### Written request
Pull out every line below holding the word "type".

::::

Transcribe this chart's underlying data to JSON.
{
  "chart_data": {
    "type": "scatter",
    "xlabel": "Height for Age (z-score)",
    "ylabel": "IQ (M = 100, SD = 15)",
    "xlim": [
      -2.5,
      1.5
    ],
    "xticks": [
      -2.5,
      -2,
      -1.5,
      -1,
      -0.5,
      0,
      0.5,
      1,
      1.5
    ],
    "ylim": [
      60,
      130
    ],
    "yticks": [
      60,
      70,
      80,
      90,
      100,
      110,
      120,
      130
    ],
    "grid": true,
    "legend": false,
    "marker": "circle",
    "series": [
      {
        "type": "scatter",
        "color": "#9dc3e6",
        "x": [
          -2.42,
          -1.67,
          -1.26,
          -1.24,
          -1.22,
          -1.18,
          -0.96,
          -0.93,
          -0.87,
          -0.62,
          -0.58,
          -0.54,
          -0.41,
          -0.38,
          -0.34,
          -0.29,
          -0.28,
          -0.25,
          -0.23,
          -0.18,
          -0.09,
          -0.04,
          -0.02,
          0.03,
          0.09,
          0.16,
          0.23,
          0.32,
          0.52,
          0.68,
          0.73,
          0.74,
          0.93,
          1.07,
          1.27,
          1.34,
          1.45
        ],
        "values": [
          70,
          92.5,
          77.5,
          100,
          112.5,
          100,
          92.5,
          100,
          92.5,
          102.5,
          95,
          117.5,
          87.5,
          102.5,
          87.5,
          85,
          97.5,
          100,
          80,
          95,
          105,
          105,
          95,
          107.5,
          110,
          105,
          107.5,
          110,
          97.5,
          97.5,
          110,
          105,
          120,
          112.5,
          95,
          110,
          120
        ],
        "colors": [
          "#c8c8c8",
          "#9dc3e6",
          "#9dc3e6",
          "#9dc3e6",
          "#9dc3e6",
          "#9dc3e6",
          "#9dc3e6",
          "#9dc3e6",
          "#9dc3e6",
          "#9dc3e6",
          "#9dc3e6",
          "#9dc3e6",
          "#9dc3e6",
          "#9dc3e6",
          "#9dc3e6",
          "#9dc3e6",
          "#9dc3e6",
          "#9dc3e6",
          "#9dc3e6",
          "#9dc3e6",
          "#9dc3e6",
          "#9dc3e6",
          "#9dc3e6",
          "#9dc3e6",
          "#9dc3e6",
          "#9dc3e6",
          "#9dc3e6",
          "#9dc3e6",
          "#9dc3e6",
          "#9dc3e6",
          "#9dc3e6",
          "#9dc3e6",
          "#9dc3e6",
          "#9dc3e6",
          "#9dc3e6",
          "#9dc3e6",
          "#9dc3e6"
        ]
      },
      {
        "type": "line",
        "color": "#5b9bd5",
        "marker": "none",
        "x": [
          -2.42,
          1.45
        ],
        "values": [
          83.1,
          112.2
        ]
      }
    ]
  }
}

::::

### Task solution
    "type": "scatter",
        "type": "scatter",
        "type": "line",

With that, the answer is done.